Show all lines holding the string "pomocą".

• **Dataset excerpts**

_ _ _ _ _ _ _

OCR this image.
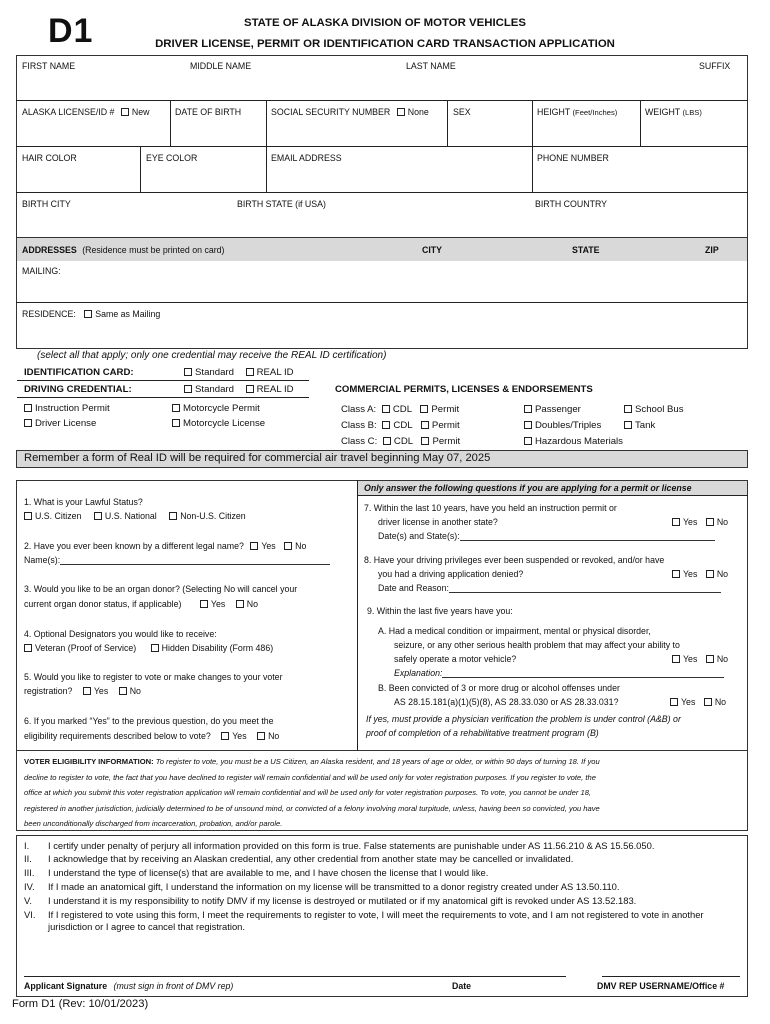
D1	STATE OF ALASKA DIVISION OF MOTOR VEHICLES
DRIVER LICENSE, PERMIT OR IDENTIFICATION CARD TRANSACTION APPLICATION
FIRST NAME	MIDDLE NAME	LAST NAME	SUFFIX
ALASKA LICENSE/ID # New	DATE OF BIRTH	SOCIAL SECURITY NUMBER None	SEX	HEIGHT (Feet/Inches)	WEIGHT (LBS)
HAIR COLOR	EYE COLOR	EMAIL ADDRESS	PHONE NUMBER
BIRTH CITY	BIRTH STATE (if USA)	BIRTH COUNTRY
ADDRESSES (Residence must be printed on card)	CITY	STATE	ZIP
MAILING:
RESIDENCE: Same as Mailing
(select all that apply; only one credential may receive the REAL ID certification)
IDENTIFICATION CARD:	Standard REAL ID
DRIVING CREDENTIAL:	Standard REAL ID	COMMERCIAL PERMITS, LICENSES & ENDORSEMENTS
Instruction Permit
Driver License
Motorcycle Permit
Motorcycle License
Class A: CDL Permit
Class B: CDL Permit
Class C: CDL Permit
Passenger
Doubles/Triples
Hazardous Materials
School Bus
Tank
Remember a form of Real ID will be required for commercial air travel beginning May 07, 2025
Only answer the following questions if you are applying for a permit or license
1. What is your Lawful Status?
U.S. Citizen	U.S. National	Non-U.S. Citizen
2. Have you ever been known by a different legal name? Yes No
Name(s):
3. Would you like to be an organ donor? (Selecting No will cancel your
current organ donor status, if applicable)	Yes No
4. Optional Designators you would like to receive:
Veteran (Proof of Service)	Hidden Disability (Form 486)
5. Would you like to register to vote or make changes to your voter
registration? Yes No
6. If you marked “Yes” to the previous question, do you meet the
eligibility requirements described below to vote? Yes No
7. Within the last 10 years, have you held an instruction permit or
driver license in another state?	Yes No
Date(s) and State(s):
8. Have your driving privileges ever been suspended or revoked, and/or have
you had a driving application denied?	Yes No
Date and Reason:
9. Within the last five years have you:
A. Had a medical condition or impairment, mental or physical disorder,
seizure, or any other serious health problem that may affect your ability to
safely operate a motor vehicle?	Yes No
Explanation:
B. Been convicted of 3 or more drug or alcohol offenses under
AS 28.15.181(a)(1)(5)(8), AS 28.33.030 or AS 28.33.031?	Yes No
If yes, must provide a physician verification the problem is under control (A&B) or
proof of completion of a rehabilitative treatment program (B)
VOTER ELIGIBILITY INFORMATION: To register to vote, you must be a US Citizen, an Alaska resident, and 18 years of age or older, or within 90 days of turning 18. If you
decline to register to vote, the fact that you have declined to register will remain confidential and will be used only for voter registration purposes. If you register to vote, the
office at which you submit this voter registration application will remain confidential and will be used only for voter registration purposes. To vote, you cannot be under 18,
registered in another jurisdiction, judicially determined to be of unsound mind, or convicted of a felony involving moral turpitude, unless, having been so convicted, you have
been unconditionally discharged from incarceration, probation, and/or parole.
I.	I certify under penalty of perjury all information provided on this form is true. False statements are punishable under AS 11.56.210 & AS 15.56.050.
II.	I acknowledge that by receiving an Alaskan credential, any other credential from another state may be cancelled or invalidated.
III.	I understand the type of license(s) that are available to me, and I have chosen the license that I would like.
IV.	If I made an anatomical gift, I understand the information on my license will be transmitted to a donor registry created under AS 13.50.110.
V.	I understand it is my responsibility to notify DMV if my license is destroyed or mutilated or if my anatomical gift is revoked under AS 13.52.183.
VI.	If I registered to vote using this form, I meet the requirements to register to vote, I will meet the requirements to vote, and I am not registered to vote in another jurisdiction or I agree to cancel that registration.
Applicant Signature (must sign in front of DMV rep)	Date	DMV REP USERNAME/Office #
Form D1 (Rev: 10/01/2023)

_ _ _ _ _ _ _

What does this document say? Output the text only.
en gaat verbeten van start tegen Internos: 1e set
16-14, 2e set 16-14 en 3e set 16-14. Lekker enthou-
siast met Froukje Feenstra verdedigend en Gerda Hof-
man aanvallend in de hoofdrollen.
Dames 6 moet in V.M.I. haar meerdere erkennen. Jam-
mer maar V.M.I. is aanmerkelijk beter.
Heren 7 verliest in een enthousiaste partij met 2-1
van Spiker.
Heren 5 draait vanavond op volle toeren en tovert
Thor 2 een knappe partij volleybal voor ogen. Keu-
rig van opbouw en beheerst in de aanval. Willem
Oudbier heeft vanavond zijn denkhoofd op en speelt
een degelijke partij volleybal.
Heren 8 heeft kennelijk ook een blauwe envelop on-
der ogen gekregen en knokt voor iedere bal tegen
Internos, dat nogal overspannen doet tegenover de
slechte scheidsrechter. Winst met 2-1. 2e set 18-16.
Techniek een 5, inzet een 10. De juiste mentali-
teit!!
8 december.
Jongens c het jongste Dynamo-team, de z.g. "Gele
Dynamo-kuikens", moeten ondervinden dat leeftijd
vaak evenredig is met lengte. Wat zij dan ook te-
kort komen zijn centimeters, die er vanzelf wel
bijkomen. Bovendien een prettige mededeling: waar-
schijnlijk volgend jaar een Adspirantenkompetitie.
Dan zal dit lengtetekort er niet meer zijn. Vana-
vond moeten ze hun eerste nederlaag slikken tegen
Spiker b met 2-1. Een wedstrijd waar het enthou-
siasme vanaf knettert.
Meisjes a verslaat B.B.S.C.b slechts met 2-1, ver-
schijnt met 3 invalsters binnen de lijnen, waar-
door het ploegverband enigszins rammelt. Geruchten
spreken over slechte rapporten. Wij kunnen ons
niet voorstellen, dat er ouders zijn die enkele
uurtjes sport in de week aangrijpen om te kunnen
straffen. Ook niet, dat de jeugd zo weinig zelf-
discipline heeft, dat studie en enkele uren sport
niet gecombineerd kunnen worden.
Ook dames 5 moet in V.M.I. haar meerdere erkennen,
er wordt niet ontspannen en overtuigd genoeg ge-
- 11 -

_ _ _ _ _ _ _

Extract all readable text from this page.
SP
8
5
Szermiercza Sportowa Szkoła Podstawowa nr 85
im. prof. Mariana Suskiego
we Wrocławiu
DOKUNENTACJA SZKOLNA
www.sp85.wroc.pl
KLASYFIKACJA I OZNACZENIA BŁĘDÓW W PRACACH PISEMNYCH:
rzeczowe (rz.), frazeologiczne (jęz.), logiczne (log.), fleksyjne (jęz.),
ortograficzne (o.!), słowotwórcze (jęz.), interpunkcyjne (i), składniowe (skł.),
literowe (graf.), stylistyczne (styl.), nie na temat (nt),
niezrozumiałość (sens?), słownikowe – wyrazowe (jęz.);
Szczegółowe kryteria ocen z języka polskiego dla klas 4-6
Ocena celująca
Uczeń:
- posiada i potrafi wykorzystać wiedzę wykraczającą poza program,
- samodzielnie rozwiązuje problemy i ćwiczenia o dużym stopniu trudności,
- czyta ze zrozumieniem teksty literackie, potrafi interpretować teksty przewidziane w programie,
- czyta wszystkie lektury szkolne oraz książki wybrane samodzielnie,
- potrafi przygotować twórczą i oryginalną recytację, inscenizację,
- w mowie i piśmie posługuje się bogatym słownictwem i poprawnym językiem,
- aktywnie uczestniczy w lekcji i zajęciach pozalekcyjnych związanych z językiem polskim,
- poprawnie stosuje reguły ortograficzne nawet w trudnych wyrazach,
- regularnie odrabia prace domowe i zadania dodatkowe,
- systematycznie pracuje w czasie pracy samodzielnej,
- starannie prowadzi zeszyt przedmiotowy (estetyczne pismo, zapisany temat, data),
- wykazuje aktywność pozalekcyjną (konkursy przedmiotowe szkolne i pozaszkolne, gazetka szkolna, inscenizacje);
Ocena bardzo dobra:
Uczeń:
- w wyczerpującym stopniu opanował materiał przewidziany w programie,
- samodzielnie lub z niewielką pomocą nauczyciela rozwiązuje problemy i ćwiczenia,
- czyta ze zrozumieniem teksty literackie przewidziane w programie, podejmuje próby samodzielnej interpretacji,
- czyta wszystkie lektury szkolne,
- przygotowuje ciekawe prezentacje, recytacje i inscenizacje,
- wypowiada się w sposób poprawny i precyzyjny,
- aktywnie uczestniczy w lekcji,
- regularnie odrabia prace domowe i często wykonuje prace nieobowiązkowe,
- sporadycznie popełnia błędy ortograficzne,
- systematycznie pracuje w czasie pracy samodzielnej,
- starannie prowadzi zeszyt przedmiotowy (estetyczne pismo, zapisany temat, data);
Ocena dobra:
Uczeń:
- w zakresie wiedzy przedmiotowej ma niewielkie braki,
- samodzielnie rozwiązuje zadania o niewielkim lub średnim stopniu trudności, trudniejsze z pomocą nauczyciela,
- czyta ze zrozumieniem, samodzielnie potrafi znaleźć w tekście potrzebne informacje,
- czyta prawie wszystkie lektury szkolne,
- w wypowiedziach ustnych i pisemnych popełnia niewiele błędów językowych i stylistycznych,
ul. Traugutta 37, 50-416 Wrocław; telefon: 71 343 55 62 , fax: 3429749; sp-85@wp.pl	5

_ _ _ _ _ _ _

• **Response**
- samodzielnie lub z niewielką pomocą nauczyciela rozwiązuje problemy i ćwiczenia,
- samodzielnie rozwiązuje zadania o niewielkim lub średnim stopniu trudności, trudniejsze z pomocą nauczyciela,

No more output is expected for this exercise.